=== Begin Enclosure ===

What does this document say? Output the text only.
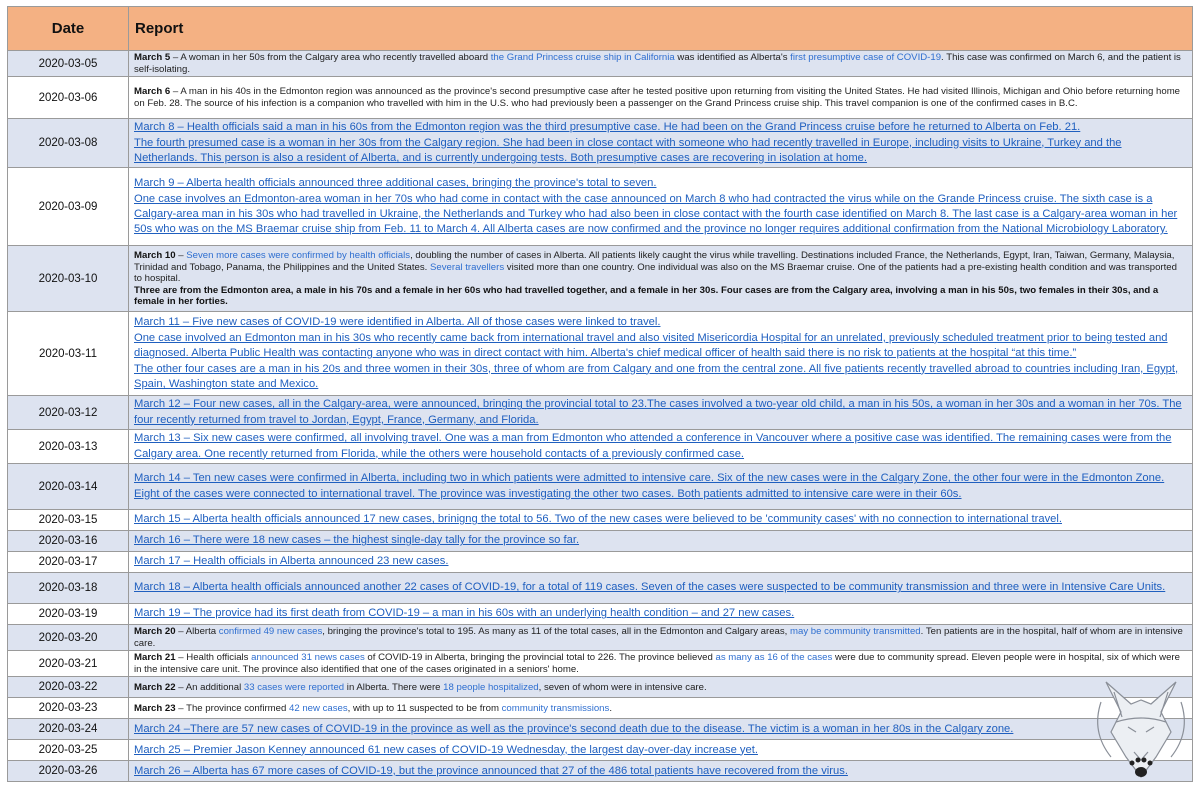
Date	Report
2020-03-05	March 5 – A woman in her 50s from the Calgary area who recently travelled aboard the Grand Princess cruise ship in California was identified as Alberta's first presumptive case of COVID-19. This case was confirmed on March 6, and the patient is self-isolating.

2020-03-06	March 6 – A man in his 40s in the Edmonton region was announced as the province's second presumptive case after he tested positive upon returning from visiting the United States. He had visited Illinois, Michigan and Ohio before returning home on Feb. 28. The source of his infection is a companion who travelled with him in the U.S. who had previously been a passenger on the Grand Princess cruise ship. This travel companion is one of the confirmed cases in B.C.

2020-03-08	March 8 – Health officials said a man in his 60s from the Edmonton region was the third presumptive case. He had been on the Grand Princess cruise before he returned to Alberta on Feb. 21.
The fourth presumed case is a woman in her 30s from the Calgary region. She had been in close contact with someone who had recently travelled in Europe, including visits to Ukraine, Turkey and the Netherlands. This person is also a resident of Alberta, and is currently undergoing tests. Both presumptive cases are recovering in isolation at home.

2020-03-09	March 9 – Alberta health officials announced three additional cases, bringing the province's total to seven.
One case involves an Edmonton-area woman in her 70s who had come in contact with the case announced on March 8 who had contracted the virus while on the Grande Princess cruise. The sixth case is a Calgary-area man in his 30s who had travelled in Ukraine, the Netherlands and Turkey who had also been in close contact with the fourth case identified on March 8. The last case is a Calgary-area woman in her 50s who was on the MS Braemar cruise ship from Feb. 11 to March 4. All Alberta cases are now confirmed and the province no longer requires additional confirmation from the National Microbiology Laboratory.

2020-03-10	March 10 – Seven more cases were confirmed by health officials, doubling the number of cases in Alberta. All patients likely caught the virus while travelling. Destinations included France, the Netherlands, Egypt, Iran, Taiwan, Germany, Malaysia, Trinidad and Tobago, Panama, the Philippines and the United States. Several travellers visited more than one country. One individual was also on the MS Braemar cruise. One of the patients had a pre-existing health condition and was transported to hospital.
Three are from the Edmonton area, a male in his 70s and a female in her 60s who had travelled together, and a female in her 30s. Four cases are from the Calgary area, involving a man in his 50s, two females in their 30s, and a female in her forties.

2020-03-11	March 11 – Five new cases of COVID-19 were identified in Alberta. All of those cases were linked to travel.
One case involved an Edmonton man in his 30s who recently came back from international travel and also visited Misericordia Hospital for an unrelated, previously scheduled treatment prior to being tested and diagnosed. Alberta Public Health was contacting anyone who was in direct contact with him. Alberta's chief medical officer of health said there is no risk to patients at the hospital “at this time.”
The other four cases are a man in his 20s and three women in their 30s, three of whom are from Calgary and one from the central zone. All five patients recently travelled abroad to countries including Iran, Egypt, Spain, Washington state and Mexico.

2020-03-12	March 12 – Four new cases, all in the Calgary-area, were announced, bringing the provincial total to 23.The cases involved a two-year old child, a man in his 50s, a woman in her 30s and a woman in her 70s. The four recently returned from travel to Jordan, Egypt, France, Germany, and Florida.

2020-03-13	March 13 – Six new cases were confirmed, all involving travel. One was a man from Edmonton who attended a conference in Vancouver where a positive case was identified. The remaining cases were from the Calgary area. One recently returned from Florida, while the others were household contacts of a previously confirmed case.

2020-03-14	March 14 – Ten new cases were confirmed in Alberta, including two in which patients were admitted to intensive care. Six of the new cases were in the Calgary Zone, the other four were in the Edmonton Zone. Eight of the cases were connected to international travel. The province was investigating the other two cases. Both patients admitted to intensive care were in their 60s.

2020-03-15	March 15 – Alberta health officials announced 17 new cases, brinigng the total to 56. Two of the new cases were believed to be 'community cases' with no connection to international travel.

2020-03-16	March 16 – There were 18 new cases – the highest single-day tally for the province so far.

2020-03-17	March 17 – Health officials in Alberta announced 23 new cases.

2020-03-18	March 18 – Alberta health officials announced another 22 cases of COVID-19, for a total of 119 cases. Seven of the cases were suspected to be community transmission and three were in Intensive Care Units.

2020-03-19	March 19 – The provice had its first death from COVID-19 – a man in his 60s with an underlying health condition – and 27 new cases.

2020-03-20	March 20 – Alberta confirmed 49 new cases, bringing the province's total to 195. As many as 11 of the total cases, all in the Edmonton and Calgary areas, may be community transmitted. Ten patients are in the hospital, half of whom are in intensive care.

2020-03-21	March 21 – Health officials announced 31 news cases of COVID-19 in Alberta, bringing the provincial total to 226. The province believed as many as 16 of the cases were due to community spread. Eleven people were in hospital, six of which were in the intensive care unit. The province also identified that one of the cases originated in a seniors' home.

2020-03-22	March 22 – An additional 33 cases were reported in Alberta. There were 18 people hospitalized, seven of whom were in intensive care.

2020-03-23	March 23 – The province confirmed 42 new cases, with up to 11 suspected to be from community transmissions.

2020-03-24	March 24 –There are 57 new cases of COVID-19 in the province as well as the province's second death due to the disease. The victim is a woman in her 80s in the Calgary zone.

2020-03-25	March 25 – Premier Jason Kenney announced 61 new cases of COVID-19 Wednesday, the largest day-over-day increase yet.

2020-03-26	March 26 – Alberta has 67 more cases of COVID-19, but the province announced that 27 of the 486 total patients have recovered from the virus.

=== End Enclosure ===

--- WORK REQUIRED ---
Print the listing exactly, but skip its pictures.

--- RESULT OF THE EXERCISE ---
What does this document say? Output the text only.
Date	Report
2020-03-05	March 5 – A woman in her 50s from the Calgary area who recently travelled aboard the Grand Princess cruise ship in California was identified as Alberta's first presumptive case of COVID-19. This case was confirmed on March 6, and the patient is self-isolating.

2020-03-06	March 6 – A man in his 40s in the Edmonton region was announced as the province's second presumptive case after he tested positive upon returning from visiting the United States. He had visited Illinois, Michigan and Ohio before returning home on Feb. 28. The source of his infection is a companion who travelled with him in the U.S. who had previously been a passenger on the Grand Princess cruise ship. This travel companion is one of the confirmed cases in B.C.

2020-03-08	March 8 – Health officials said a man in his 60s from the Edmonton region was the third presumptive case. He had been on the Grand Princess cruise before he returned to Alberta on Feb. 21.
The fourth presumed case is a woman in her 30s from the Calgary region. She had been in close contact with someone who had recently travelled in Europe, including visits to Ukraine, Turkey and the Netherlands. This person is also a resident of Alberta, and is currently undergoing tests. Both presumptive cases are recovering in isolation at home.

2020-03-09	March 9 – Alberta health officials announced three additional cases, bringing the province's total to seven.
One case involves an Edmonton-area woman in her 70s who had come in contact with the case announced on March 8 who had contracted the virus while on the Grande Princess cruise. The sixth case is a Calgary-area man in his 30s who had travelled in Ukraine, the Netherlands and Turkey who had also been in close contact with the fourth case identified on March 8. The last case is a Calgary-area woman in her 50s who was on the MS Braemar cruise ship from Feb. 11 to March 4. All Alberta cases are now confirmed and the province no longer requires additional confirmation from the National Microbiology Laboratory.

2020-03-10	March 10 – Seven more cases were confirmed by health officials, doubling the number of cases in Alberta. All patients likely caught the virus while travelling. Destinations included France, the Netherlands, Egypt, Iran, Taiwan, Germany, Malaysia, Trinidad and Tobago, Panama, the Philippines and the United States. Several travellers visited more than one country. One individual was also on the MS Braemar cruise. One of the patients had a pre-existing health condition and was transported to hospital.
Three are from the Edmonton area, a male in his 70s and a female in her 60s who had travelled together, and a female in her 30s. Four cases are from the Calgary area, involving a man in his 50s, two females in their 30s, and a female in her forties.

2020-03-11	March 11 – Five new cases of COVID-19 were identified in Alberta. All of those cases were linked to travel.
One case involved an Edmonton man in his 30s who recently came back from international travel and also visited Misericordia Hospital for an unrelated, previously scheduled treatment prior to being tested and diagnosed. Alberta Public Health was contacting anyone who was in direct contact with him. Alberta's chief medical officer of health said there is no risk to patients at the hospital “at this time.”
The other four cases are a man in his 20s and three women in their 30s, three of whom are from Calgary and one from the central zone. All five patients recently travelled abroad to countries including Iran, Egypt, Spain, Washington state and Mexico.

2020-03-12	March 12 – Four new cases, all in the Calgary-area, were announced, bringing the provincial total to 23.The cases involved a two-year old child, a man in his 50s, a woman in her 30s and a woman in her 70s. The four recently returned from travel to Jordan, Egypt, France, Germany, and Florida.

2020-03-13	March 13 – Six new cases were confirmed, all involving travel. One was a man from Edmonton who attended a conference in Vancouver where a positive case was identified. The remaining cases were from the Calgary area. One recently returned from Florida, while the others were household contacts of a previously confirmed case.

2020-03-14	March 14 – Ten new cases were confirmed in Alberta, including two in which patients were admitted to intensive care. Six of the new cases were in the Calgary Zone, the other four were in the Edmonton Zone. Eight of the cases were connected to international travel. The province was investigating the other two cases. Both patients admitted to intensive care were in their 60s.

2020-03-15	March 15 – Alberta health officials announced 17 new cases, brinigng the total to 56. Two of the new cases were believed to be 'community cases' with no connection to international travel.

2020-03-16	March 16 – There were 18 new cases – the highest single-day tally for the province so far.

2020-03-17	March 17 – Health officials in Alberta announced 23 new cases.

2020-03-18	March 18 – Alberta health officials announced another 22 cases of COVID-19, for a total of 119 cases. Seven of the cases were suspected to be community transmission and three were in Intensive Care Units.

2020-03-19	March 19 – The provice had its first death from COVID-19 – a man in his 60s with an underlying health condition – and 27 new cases.

2020-03-20	March 20 – Alberta confirmed 49 new cases, bringing the province's total to 195. As many as 11 of the total cases, all in the Edmonton and Calgary areas, may be community transmitted. Ten patients are in the hospital, half of whom are in intensive care.

2020-03-21	March 21 – Health officials announced 31 news cases of COVID-19 in Alberta, bringing the provincial total to 226. The province believed as many as 16 of the cases were due to community spread. Eleven people were in hospital, six of which were in the intensive care unit. The province also identified that one of the cases originated in a seniors' home.

2020-03-22	March 22 – An additional 33 cases were reported in Alberta. There were 18 people hospitalized, seven of whom were in intensive care.

2020-03-23	March 23 – The province confirmed 42 new cases, with up to 11 suspected to be from community transmissions.

2020-03-24	March 24 –There are 57 new cases of COVID-19 in the province as well as the province's second death due to the disease. The victim is a woman in her 80s in the Calgary zone.

2020-03-25	March 25 – Premier Jason Kenney announced 61 new cases of COVID-19 Wednesday, the largest day-over-day increase yet.

2020-03-26	March 26 – Alberta has 67 more cases of COVID-19, but the province announced that 27 of the 486 total patients have recovered from the virus.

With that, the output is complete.